* _What you will do_
Each entry must be returned exactly. None may be omitted.

[Source data — start]

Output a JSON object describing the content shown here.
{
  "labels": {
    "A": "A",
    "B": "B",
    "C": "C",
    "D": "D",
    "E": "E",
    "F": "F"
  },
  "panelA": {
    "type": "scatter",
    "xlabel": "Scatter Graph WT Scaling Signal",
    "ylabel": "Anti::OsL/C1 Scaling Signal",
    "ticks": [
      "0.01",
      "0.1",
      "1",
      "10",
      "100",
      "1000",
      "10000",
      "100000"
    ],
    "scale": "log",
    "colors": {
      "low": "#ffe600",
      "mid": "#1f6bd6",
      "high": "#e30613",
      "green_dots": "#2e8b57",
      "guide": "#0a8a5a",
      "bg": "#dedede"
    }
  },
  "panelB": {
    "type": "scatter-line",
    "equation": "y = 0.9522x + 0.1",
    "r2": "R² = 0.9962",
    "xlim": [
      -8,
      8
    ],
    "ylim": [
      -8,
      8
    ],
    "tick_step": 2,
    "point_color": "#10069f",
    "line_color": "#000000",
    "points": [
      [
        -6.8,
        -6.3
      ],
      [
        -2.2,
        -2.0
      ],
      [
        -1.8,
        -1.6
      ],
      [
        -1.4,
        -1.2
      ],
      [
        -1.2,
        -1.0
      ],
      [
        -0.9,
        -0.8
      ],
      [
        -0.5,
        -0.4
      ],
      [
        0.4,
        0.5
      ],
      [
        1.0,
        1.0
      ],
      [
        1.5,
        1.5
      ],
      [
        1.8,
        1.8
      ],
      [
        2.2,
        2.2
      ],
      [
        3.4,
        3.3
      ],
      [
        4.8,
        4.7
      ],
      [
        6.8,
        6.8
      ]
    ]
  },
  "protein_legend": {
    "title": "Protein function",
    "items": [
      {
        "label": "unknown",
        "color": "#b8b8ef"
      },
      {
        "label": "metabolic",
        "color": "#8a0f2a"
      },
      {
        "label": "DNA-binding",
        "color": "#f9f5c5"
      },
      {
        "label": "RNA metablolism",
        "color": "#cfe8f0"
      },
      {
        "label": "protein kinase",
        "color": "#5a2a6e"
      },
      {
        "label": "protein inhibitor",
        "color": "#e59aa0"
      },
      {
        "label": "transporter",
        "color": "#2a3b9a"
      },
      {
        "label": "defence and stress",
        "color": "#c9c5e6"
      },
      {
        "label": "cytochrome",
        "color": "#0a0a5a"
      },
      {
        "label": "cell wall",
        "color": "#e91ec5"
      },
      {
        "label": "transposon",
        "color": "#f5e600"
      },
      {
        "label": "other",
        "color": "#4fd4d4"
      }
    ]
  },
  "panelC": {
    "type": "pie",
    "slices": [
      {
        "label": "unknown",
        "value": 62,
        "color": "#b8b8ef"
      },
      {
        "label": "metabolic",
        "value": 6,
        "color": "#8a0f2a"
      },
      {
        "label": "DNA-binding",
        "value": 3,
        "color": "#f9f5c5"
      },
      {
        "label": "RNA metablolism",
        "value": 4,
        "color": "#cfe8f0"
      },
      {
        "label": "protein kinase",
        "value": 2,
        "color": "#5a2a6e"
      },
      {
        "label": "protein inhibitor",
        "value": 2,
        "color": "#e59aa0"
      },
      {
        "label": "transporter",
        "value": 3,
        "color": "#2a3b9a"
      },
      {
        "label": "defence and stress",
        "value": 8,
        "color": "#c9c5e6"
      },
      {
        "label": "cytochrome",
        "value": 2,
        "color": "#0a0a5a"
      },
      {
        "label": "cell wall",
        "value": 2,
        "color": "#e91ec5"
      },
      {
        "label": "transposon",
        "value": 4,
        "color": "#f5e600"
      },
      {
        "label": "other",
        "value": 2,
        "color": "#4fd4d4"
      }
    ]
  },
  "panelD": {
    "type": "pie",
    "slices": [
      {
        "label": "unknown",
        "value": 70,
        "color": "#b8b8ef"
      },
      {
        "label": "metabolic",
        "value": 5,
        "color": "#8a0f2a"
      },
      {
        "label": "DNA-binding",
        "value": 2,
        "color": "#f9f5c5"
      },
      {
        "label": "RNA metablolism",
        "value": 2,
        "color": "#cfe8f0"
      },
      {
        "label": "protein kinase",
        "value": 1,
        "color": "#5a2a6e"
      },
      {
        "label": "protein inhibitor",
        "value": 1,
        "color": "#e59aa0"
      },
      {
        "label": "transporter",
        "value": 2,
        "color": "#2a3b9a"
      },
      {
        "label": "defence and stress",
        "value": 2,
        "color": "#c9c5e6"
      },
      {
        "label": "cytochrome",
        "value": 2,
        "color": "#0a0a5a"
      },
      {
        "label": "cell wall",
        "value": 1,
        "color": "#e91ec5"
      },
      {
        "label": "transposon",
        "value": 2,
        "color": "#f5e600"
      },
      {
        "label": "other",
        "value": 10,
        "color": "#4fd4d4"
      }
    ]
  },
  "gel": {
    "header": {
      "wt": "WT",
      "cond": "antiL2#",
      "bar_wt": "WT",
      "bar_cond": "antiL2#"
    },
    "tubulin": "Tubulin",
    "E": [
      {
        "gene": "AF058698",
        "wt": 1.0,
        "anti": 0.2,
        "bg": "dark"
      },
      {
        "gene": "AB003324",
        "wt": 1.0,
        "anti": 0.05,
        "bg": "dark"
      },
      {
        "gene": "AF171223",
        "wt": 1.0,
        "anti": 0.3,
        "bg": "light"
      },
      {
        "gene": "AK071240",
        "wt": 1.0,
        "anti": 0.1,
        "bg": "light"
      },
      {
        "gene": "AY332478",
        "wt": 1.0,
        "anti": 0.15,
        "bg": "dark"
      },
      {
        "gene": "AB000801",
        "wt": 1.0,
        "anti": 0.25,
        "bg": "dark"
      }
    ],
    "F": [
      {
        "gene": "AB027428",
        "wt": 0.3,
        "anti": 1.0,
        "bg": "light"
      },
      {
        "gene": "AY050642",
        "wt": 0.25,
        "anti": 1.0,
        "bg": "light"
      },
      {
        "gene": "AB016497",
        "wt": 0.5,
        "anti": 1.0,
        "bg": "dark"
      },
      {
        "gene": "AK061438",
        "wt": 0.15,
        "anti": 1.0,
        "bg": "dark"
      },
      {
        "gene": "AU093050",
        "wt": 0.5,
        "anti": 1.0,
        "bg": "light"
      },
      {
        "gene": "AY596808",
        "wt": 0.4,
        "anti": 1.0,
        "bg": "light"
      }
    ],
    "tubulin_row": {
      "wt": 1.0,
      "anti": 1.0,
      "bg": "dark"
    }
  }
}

[Source data — finish]

* _Answer to this problem_
Output a JSON object describing the content shown here.
{
  "labels": {
    "A": "A",
    "B": "B",
    "C": "C",
    "D": "D",
    "E": "E",
    "F": "F"
  },
  "panelA": {
    "type": "scatter",
    "xlabel": "Scatter Graph WT Scaling Signal",
    "ylabel": "Anti::OsL/C1 Scaling Signal",
    "ticks": [
      "0.01",
      "0.1",
      "1",
      "10",
      "100",
      "1000",
      "10000",
      "100000"
    ],
    "scale": "log",
    "colors": {
      "low": "#ffe600",
      "mid": "#1f6bd6",
      "high": "#e30613",
      "green_dots": "#2e8b57",
      "guide": "#0a8a5a",
      "bg": "#dedede"
    }
  },
  "panelB": {
    "type": "scatter-line",
    "equation": "y = 0.9522x + 0.1",
    "r2": "R² = 0.9962",
    "xlim": [
      -8,
      8
    ],
    "ylim": [
      -8,
      8
    ],
    "tick_step": 2,
    "point_color": "#10069f",
    "line_color": "#000000",
    "points": [
      [
        -6.8,
        -6.3
      ],
      [
        -2.2,
        -2.0
      ],
      [
        -1.8,
        -1.6
      ],
      [
        -1.4,
        -1.2
      ],
      [
        -1.2,
        -1.0
      ],
      [
        -0.9,
        -0.8
      ],
      [
        -0.5,
        -0.4
      ],
      [
        0.4,
        0.5
      ],
      [
        1.0,
        1.0
      ],
      [
        1.5,
        1.5
      ],
      [
        1.8,
        1.8
      ],
      [
        2.2,
        2.2
      ],
      [
        3.4,
        3.3
      ],
      [
        4.8,
        4.7
      ],
      [
        6.8,
        6.8
      ]
    ]
  },
  "protein_legend": {
    "title": "Protein function",
    "items": [
      {
        "label": "unknown",
        "color": "#b8b8ef"
      },
      {
        "label": "metabolic",
        "color": "#8a0f2a"
      },
      {
        "label": "DNA-binding",
        "color": "#f9f5c5"
      },
      {
        "label": "RNA metablolism",
        "color": "#cfe8f0"
      },
      {
        "label": "protein kinase",
        "color": "#5a2a6e"
      },
      {
        "label": "protein inhibitor",
        "color": "#e59aa0"
      },
      {
        "label": "transporter",
        "color": "#2a3b9a"
      },
      {
        "label": "defence and stress",
        "color": "#c9c5e6"
      },
      {
        "label": "cytochrome",
        "color": "#0a0a5a"
      },
      {
        "label": "cell wall",
        "color": "#e91ec5"
      },
      {
        "label": "transposon",
        "color": "#f5e600"
      },
      {
        "label": "other",
        "color": "#4fd4d4"
      }
    ]
  },
  "panelC": {
    "type": "pie",
    "slices": [
      {
        "label": "unknown",
        "value": 62,
        "color": "#b8b8ef"
      },
      {
        "label": "metabolic",
        "value": 6,
        "color": "#8a0f2a"
      },
      {
        "label": "DNA-binding",
        "value": 3,
        "color": "#f9f5c5"
      },
      {
        "label": "RNA metablolism",
        "value": 4,
        "color": "#cfe8f0"
      },
      {
        "label": "protein kinase",
        "value": 2,
        "color": "#5a2a6e"
      },
      {
        "label": "protein inhibitor",
        "value": 2,
        "color": "#e59aa0"
      },
      {
        "label": "transporter",
        "value": 3,
        "color": "#2a3b9a"
      },
      {
        "label": "defence and stress",
        "value": 8,
        "color": "#c9c5e6"
      },
      {
        "label": "cytochrome",
        "value": 2,
        "color": "#0a0a5a"
      },
      {
        "label": "cell wall",
        "value": 2,
        "color": "#e91ec5"
      },
      {
        "label": "transposon",
        "value": 4,
        "color": "#f5e600"
      },
      {
        "label": "other",
        "value": 2,
        "color": "#4fd4d4"
      }
    ]
  },
  "panelD": {
    "type": "pie",
    "slices": [
      {
        "label": "unknown",
        "value": 70,
        "color": "#b8b8ef"
      },
      {
        "label": "metabolic",
        "value": 5,
        "color": "#8a0f2a"
      },
      {
        "label": "DNA-binding",
        "value": 2,
        "color": "#f9f5c5"
      },
      {
        "label": "RNA metablolism",
        "value": 2,
        "color": "#cfe8f0"
      },
      {
        "label": "protein kinase",
        "value": 1,
        "color": "#5a2a6e"
      },
      {
        "label": "protein inhibitor",
        "value": 1,
        "color": "#e59aa0"
      },
      {
        "label": "transporter",
        "value": 2,
        "color": "#2a3b9a"
      },
      {
        "label": "defence and stress",
        "value": 2,
        "color": "#c9c5e6"
      },
      {
        "label": "cytochrome",
        "value": 2,
        "color": "#0a0a5a"
      },
      {
        "label": "cell wall",
        "value": 1,
        "color": "#e91ec5"
      },
      {
        "label": "transposon",
        "value": 2,
        "color": "#f5e600"
      },
      {
        "label": "other",
        "value": 10,
        "color": "#4fd4d4"
      }
    ]
  },
  "gel": {
    "header": {
      "wt": "WT",
      "cond": "antiL2#",
      "bar_wt": "WT",
      "bar_cond": "antiL2#"
    },
    "tubulin": "Tubulin",
    "E": [
      {
        "gene": "AF058698",
        "wt": 1.0,
        "anti": 0.2,
        "bg": "dark"
      },
      {
        "gene": "AB003324",
        "wt": 1.0,
        "anti": 0.05,
        "bg": "dark"
      },
      {
        "gene": "AF171223",
        "wt": 1.0,
        "anti": 0.3,
        "bg": "light"
      },
      {
        "gene": "AK071240",
        "wt": 1.0,
        "anti": 0.1,
        "bg": "light"
      },
      {
        "gene": "AY332478",
        "wt": 1.0,
        "anti": 0.15,
        "bg": "dark"
      },
      {
        "gene": "AB000801",
        "wt": 1.0,
        "anti": 0.25,
        "bg": "dark"
      }
    ],
    "F": [
      {
        "gene": "AB027428",
        "wt": 0.3,
        "anti": 1.0,
        "bg": "light"
      },
      {
        "gene": "AY050642",
        "wt": 0.25,
        "anti": 1.0,
        "bg": "light"
      },
      {
        "gene": "AB016497",
        "wt": 0.5,
        "anti": 1.0,
        "bg": "dark"
      },
      {
        "gene": "AK061438",
        "wt": 0.15,
        "anti": 1.0,
        "bg": "dark"
      },
      {
        "gene": "AU093050",
        "wt": 0.5,
        "anti": 1.0,
        "bg": "light"
      },
      {
        "gene": "AY596808",
        "wt": 0.4,
        "anti": 1.0,
        "bg": "light"
      }
    ],
    "tubulin_row": {
      "wt": 1.0,
      "anti": 1.0,
      "bg": "dark"
    }
  }
}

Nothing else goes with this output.